The task: Below are the records. Count the lines containing the string "bars", and reply with the number alone.

Material for this task:
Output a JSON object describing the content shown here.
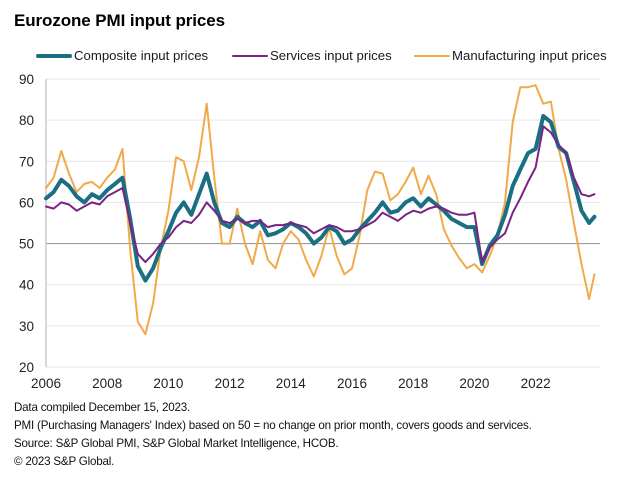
{
  "chart_data": {
    "type": "line",
    "title": "Eurozone PMI input prices",
    "xlabel": "",
    "ylabel": "",
    "ylim": [
      20,
      90
    ],
    "yticks": [
      20,
      30,
      40,
      50,
      60,
      70,
      80,
      90
    ],
    "xlim": [
      2006.0,
      2024.1
    ],
    "xticks": [
      2006,
      2008,
      2010,
      2012,
      2014,
      2016,
      2018,
      2020,
      2022
    ],
    "xtick_labels": [
      "2006",
      "2008",
      "2010",
      "2012",
      "2014",
      "2016",
      "2018",
      "2020",
      "2022"
    ],
    "grid": true,
    "reference_line": 50,
    "legend_position": "top",
    "x": [
      2006.0,
      2006.25,
      2006.5,
      2006.75,
      2007.0,
      2007.25,
      2007.5,
      2007.75,
      2008.0,
      2008.25,
      2008.5,
      2008.75,
      2009.0,
      2009.25,
      2009.5,
      2009.75,
      2010.0,
      2010.25,
      2010.5,
      2010.75,
      2011.0,
      2011.25,
      2011.5,
      2011.75,
      2012.0,
      2012.25,
      2012.5,
      2012.75,
      2013.0,
      2013.25,
      2013.5,
      2013.75,
      2014.0,
      2014.25,
      2014.5,
      2014.75,
      2015.0,
      2015.25,
      2015.5,
      2015.75,
      2016.0,
      2016.25,
      2016.5,
      2016.75,
      2017.0,
      2017.25,
      2017.5,
      2017.75,
      2018.0,
      2018.25,
      2018.5,
      2018.75,
      2019.0,
      2019.25,
      2019.5,
      2019.75,
      2020.0,
      2020.25,
      2020.5,
      2020.75,
      2021.0,
      2021.25,
      2021.5,
      2021.75,
      2022.0,
      2022.25,
      2022.5,
      2022.75,
      2023.0,
      2023.25,
      2023.5,
      2023.75,
      2023.92
    ],
    "series": [
      {
        "name": "Composite input prices",
        "color": "#1B6F82",
        "values": [
          61.0,
          62.5,
          65.5,
          64.0,
          61.5,
          60.0,
          62.0,
          61.0,
          63.0,
          64.5,
          66.0,
          56.0,
          44.5,
          41.0,
          44.0,
          49.0,
          53.0,
          57.5,
          60.0,
          57.0,
          62.0,
          67.0,
          60.0,
          55.0,
          54.0,
          56.5,
          55.0,
          54.0,
          55.5,
          52.0,
          52.5,
          53.5,
          55.0,
          54.0,
          52.5,
          50.0,
          51.5,
          54.0,
          53.0,
          50.0,
          51.0,
          53.5,
          55.5,
          57.5,
          60.0,
          57.5,
          58.0,
          60.0,
          61.0,
          59.0,
          61.0,
          59.5,
          58.0,
          56.0,
          55.0,
          54.0,
          54.0,
          45.0,
          49.5,
          52.0,
          57.0,
          64.0,
          68.0,
          72.0,
          73.0,
          81.0,
          79.5,
          73.5,
          72.0,
          65.0,
          58.0,
          55.0,
          56.5
        ]
      },
      {
        "name": "Services input prices",
        "color": "#7B2285",
        "values": [
          59.0,
          58.5,
          60.0,
          59.5,
          58.0,
          59.0,
          60.0,
          59.5,
          61.5,
          62.5,
          63.5,
          55.0,
          47.5,
          45.5,
          47.5,
          50.0,
          51.5,
          54.0,
          55.5,
          55.0,
          57.0,
          60.0,
          58.0,
          55.5,
          55.0,
          56.0,
          55.0,
          55.5,
          55.5,
          54.0,
          54.5,
          54.5,
          55.0,
          54.5,
          54.0,
          52.5,
          53.5,
          54.5,
          54.0,
          53.0,
          53.0,
          53.5,
          54.5,
          55.5,
          57.5,
          56.5,
          55.5,
          57.0,
          58.0,
          57.5,
          58.5,
          59.0,
          58.5,
          57.5,
          57.0,
          57.0,
          57.5,
          45.5,
          49.0,
          51.0,
          52.5,
          57.5,
          61.0,
          65.0,
          68.5,
          78.5,
          77.0,
          74.0,
          72.0,
          66.0,
          62.0,
          61.5,
          62.0
        ]
      },
      {
        "name": "Manufacturing input prices",
        "color": "#F2A94A",
        "values": [
          63.5,
          66.0,
          72.5,
          67.0,
          62.5,
          64.5,
          65.0,
          63.5,
          66.0,
          68.0,
          73.0,
          48.5,
          31.0,
          28.0,
          35.5,
          49.0,
          58.0,
          71.0,
          70.0,
          63.0,
          71.0,
          84.0,
          66.0,
          50.0,
          50.0,
          58.5,
          50.0,
          45.0,
          53.0,
          46.0,
          44.0,
          50.0,
          53.0,
          51.0,
          46.0,
          42.0,
          47.0,
          54.0,
          47.0,
          42.5,
          44.0,
          52.0,
          63.0,
          67.5,
          67.0,
          60.5,
          62.0,
          65.0,
          68.5,
          62.0,
          66.5,
          62.0,
          53.5,
          49.5,
          46.5,
          44.0,
          45.0,
          43.0,
          47.0,
          52.0,
          60.0,
          79.5,
          88.0,
          88.0,
          88.5,
          84.0,
          84.5,
          73.0,
          65.5,
          55.0,
          45.0,
          36.5,
          42.5
        ]
      }
    ]
  },
  "header": {
    "title": "Eurozone PMI input prices"
  },
  "legend": {
    "items": [
      {
        "label": "Composite input prices",
        "color": "#1B6F82"
      },
      {
        "label": "Services input prices",
        "color": "#7B2285"
      },
      {
        "label": "Manufacturing input prices",
        "color": "#F2A94A"
      }
    ]
  },
  "footer": {
    "notes": [
      "Data compiled December 15, 2023.",
      "PMI (Purchasing Managers' Index) based on 50 = no change on prior month, covers goods and services.",
      "Source: S&P Global PMI, S&P Global Market Intelligence, HCOB.",
      "© 2023 S&P Global."
    ]
  }
}
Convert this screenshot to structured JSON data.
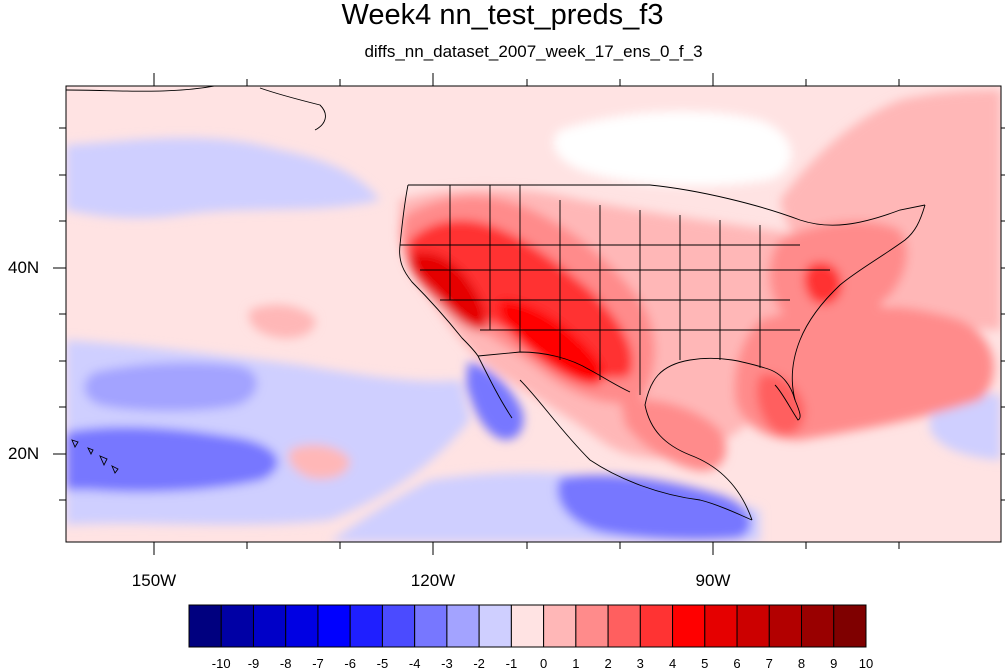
{
  "title": "Week4 nn_test_preds_f3",
  "subtitle": "diffs_nn_dataset_2007_week_17_ens_0_f_3",
  "axes": {
    "lat_labels": [
      "40N",
      "20N"
    ],
    "lon_labels": [
      "150W",
      "120W",
      "90W"
    ]
  },
  "colorbar": {
    "labels": [
      "-10",
      "-9",
      "-8",
      "-7",
      "-6",
      "-5",
      "-4",
      "-3",
      "-2",
      "-1",
      "0",
      "1",
      "2",
      "3",
      "4",
      "5",
      "6",
      "7",
      "8",
      "9",
      "10"
    ],
    "colors": [
      "#00007f",
      "#0000a5",
      "#0000c8",
      "#0000e3",
      "#0000ff",
      "#1f1fff",
      "#4b4bff",
      "#7777ff",
      "#a3a3ff",
      "#cfcfff",
      "#ffe3e3",
      "#ffb7b7",
      "#ff8b8b",
      "#ff5f5f",
      "#ff3333",
      "#ff0000",
      "#e50000",
      "#cc0000",
      "#b20000",
      "#990000",
      "#7f0000"
    ]
  },
  "colors": {
    "warm_accent": "#ff3333",
    "cool_accent": "#4b4bff",
    "coastline": "#000000"
  }
}
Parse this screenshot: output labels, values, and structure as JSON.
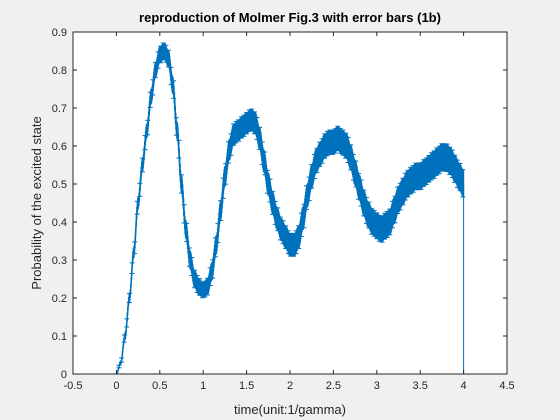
{
  "chart_data": {
    "type": "line",
    "title": "reproduction of Molmer Fig.3 with error bars (1b)",
    "xlabel": "time(unit:1/gamma)",
    "ylabel": "Probability of the excited state",
    "xlim": [
      -0.5,
      4.5
    ],
    "ylim": [
      0,
      0.9
    ],
    "xticks": [
      "-0.5",
      "0",
      "0.5",
      "1",
      "1.5",
      "2",
      "2.5",
      "3",
      "3.5",
      "4",
      "4.5"
    ],
    "yticks": [
      "0",
      "0.1",
      "0.2",
      "0.3",
      "0.4",
      "0.5",
      "0.6",
      "0.7",
      "0.8",
      "0.9"
    ],
    "grid": false,
    "color": "#0072BD",
    "series": [
      {
        "x": [
          0,
          0.05,
          0.1,
          0.15,
          0.2,
          0.25,
          0.3,
          0.35,
          0.4,
          0.45,
          0.5,
          0.55,
          0.6,
          0.65,
          0.7,
          0.75,
          0.8,
          0.85,
          0.9,
          0.95,
          1.0,
          1.05,
          1.1,
          1.15,
          1.2,
          1.25,
          1.3,
          1.35,
          1.4,
          1.45,
          1.5,
          1.55,
          1.6,
          1.65,
          1.7,
          1.75,
          1.8,
          1.85,
          1.9,
          1.95,
          2.0,
          2.05,
          2.1,
          2.15,
          2.2,
          2.25,
          2.3,
          2.35,
          2.4,
          2.45,
          2.5,
          2.55,
          2.6,
          2.65,
          2.7,
          2.75,
          2.8,
          2.85,
          2.9,
          2.95,
          3.0,
          3.05,
          3.1,
          3.15,
          3.2,
          3.25,
          3.3,
          3.35,
          3.4,
          3.45,
          3.5,
          3.55,
          3.6,
          3.65,
          3.7,
          3.75,
          3.8,
          3.85,
          3.9,
          3.95,
          4.0
        ],
        "y": [
          0.0,
          0.03,
          0.1,
          0.2,
          0.32,
          0.45,
          0.55,
          0.64,
          0.73,
          0.8,
          0.84,
          0.85,
          0.83,
          0.76,
          0.64,
          0.5,
          0.38,
          0.3,
          0.25,
          0.23,
          0.22,
          0.23,
          0.27,
          0.34,
          0.43,
          0.52,
          0.59,
          0.63,
          0.64,
          0.65,
          0.66,
          0.67,
          0.66,
          0.62,
          0.56,
          0.5,
          0.45,
          0.41,
          0.38,
          0.36,
          0.34,
          0.34,
          0.36,
          0.41,
          0.47,
          0.52,
          0.56,
          0.58,
          0.6,
          0.61,
          0.61,
          0.62,
          0.61,
          0.6,
          0.57,
          0.53,
          0.49,
          0.45,
          0.42,
          0.4,
          0.39,
          0.38,
          0.39,
          0.4,
          0.43,
          0.46,
          0.48,
          0.5,
          0.51,
          0.52,
          0.52,
          0.53,
          0.54,
          0.55,
          0.56,
          0.57,
          0.57,
          0.56,
          0.54,
          0.52,
          0.5
        ],
        "error": [
          0.0,
          0.005,
          0.01,
          0.012,
          0.015,
          0.017,
          0.018,
          0.019,
          0.02,
          0.02,
          0.022,
          0.022,
          0.022,
          0.023,
          0.023,
          0.024,
          0.024,
          0.024,
          0.023,
          0.022,
          0.02,
          0.022,
          0.024,
          0.025,
          0.026,
          0.027,
          0.028,
          0.028,
          0.028,
          0.028,
          0.028,
          0.028,
          0.029,
          0.029,
          0.03,
          0.03,
          0.03,
          0.03,
          0.03,
          0.03,
          0.03,
          0.03,
          0.03,
          0.031,
          0.031,
          0.031,
          0.032,
          0.032,
          0.032,
          0.032,
          0.032,
          0.032,
          0.033,
          0.033,
          0.033,
          0.034,
          0.034,
          0.034,
          0.034,
          0.034,
          0.034,
          0.034,
          0.034,
          0.034,
          0.035,
          0.035,
          0.035,
          0.035,
          0.035,
          0.035,
          0.035,
          0.035,
          0.035,
          0.036,
          0.036,
          0.036,
          0.036,
          0.036,
          0.036,
          0.036,
          0.036
        ]
      }
    ]
  }
}
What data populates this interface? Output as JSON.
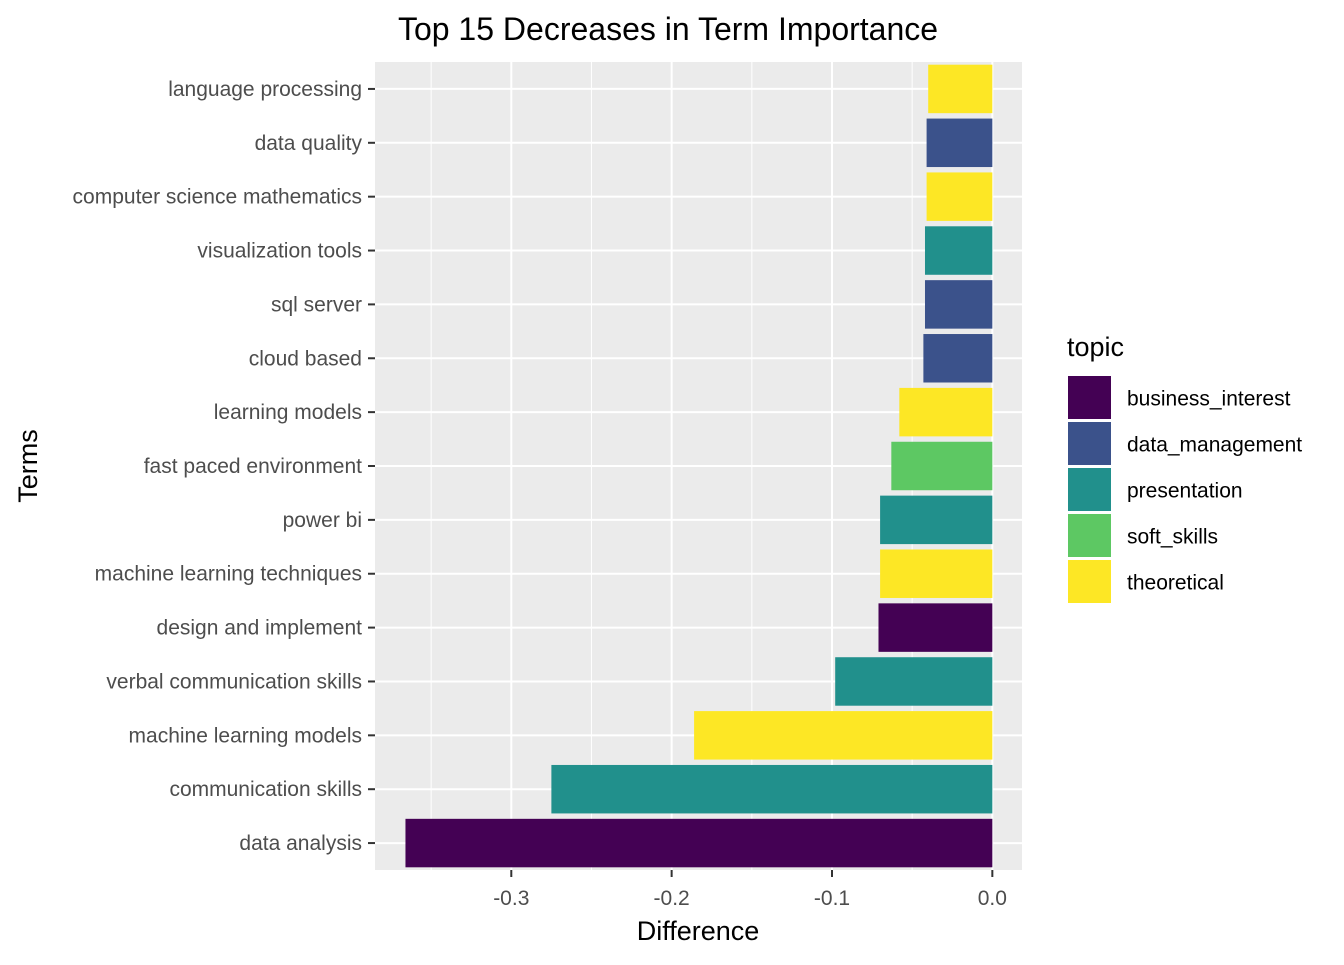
{
  "chart_data": {
    "type": "bar",
    "orientation": "horizontal",
    "title": "Top 15 Decreases in Term Importance",
    "xlabel": "Difference",
    "ylabel": "Terms",
    "xlim": [
      -0.385,
      0.0185
    ],
    "x_ticks": [
      -0.3,
      -0.2,
      -0.1,
      0.0
    ],
    "x_tick_labels": [
      "-0.3",
      "-0.2",
      "-0.1",
      "0.0"
    ],
    "grid": true,
    "legend": {
      "title": "topic",
      "placement": "right",
      "entries": [
        {
          "key": "business_interest",
          "label": "business_interest",
          "color": "#440154"
        },
        {
          "key": "data_management",
          "label": "data_management",
          "color": "#3B528B"
        },
        {
          "key": "presentation",
          "label": "presentation",
          "color": "#21908C"
        },
        {
          "key": "soft_skills",
          "label": "soft_skills",
          "color": "#5DC863"
        },
        {
          "key": "theoretical",
          "label": "theoretical",
          "color": "#FDE725"
        }
      ]
    },
    "bars": [
      {
        "term": "language processing",
        "value": -0.04,
        "topic": "theoretical"
      },
      {
        "term": "data quality",
        "value": -0.041,
        "topic": "data_management"
      },
      {
        "term": "computer science mathematics",
        "value": -0.041,
        "topic": "theoretical"
      },
      {
        "term": "visualization tools",
        "value": -0.042,
        "topic": "presentation"
      },
      {
        "term": "sql server",
        "value": -0.042,
        "topic": "data_management"
      },
      {
        "term": "cloud based",
        "value": -0.043,
        "topic": "data_management"
      },
      {
        "term": "learning models",
        "value": -0.058,
        "topic": "theoretical"
      },
      {
        "term": "fast paced environment",
        "value": -0.063,
        "topic": "soft_skills"
      },
      {
        "term": "power bi",
        "value": -0.07,
        "topic": "presentation"
      },
      {
        "term": "machine learning techniques",
        "value": -0.07,
        "topic": "theoretical"
      },
      {
        "term": "design and implement",
        "value": -0.071,
        "topic": "business_interest"
      },
      {
        "term": "verbal communication skills",
        "value": -0.098,
        "topic": "presentation"
      },
      {
        "term": "machine learning models",
        "value": -0.186,
        "topic": "theoretical"
      },
      {
        "term": "communication skills",
        "value": -0.275,
        "topic": "presentation"
      },
      {
        "term": "data analysis",
        "value": -0.366,
        "topic": "business_interest"
      }
    ]
  }
}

The response: 2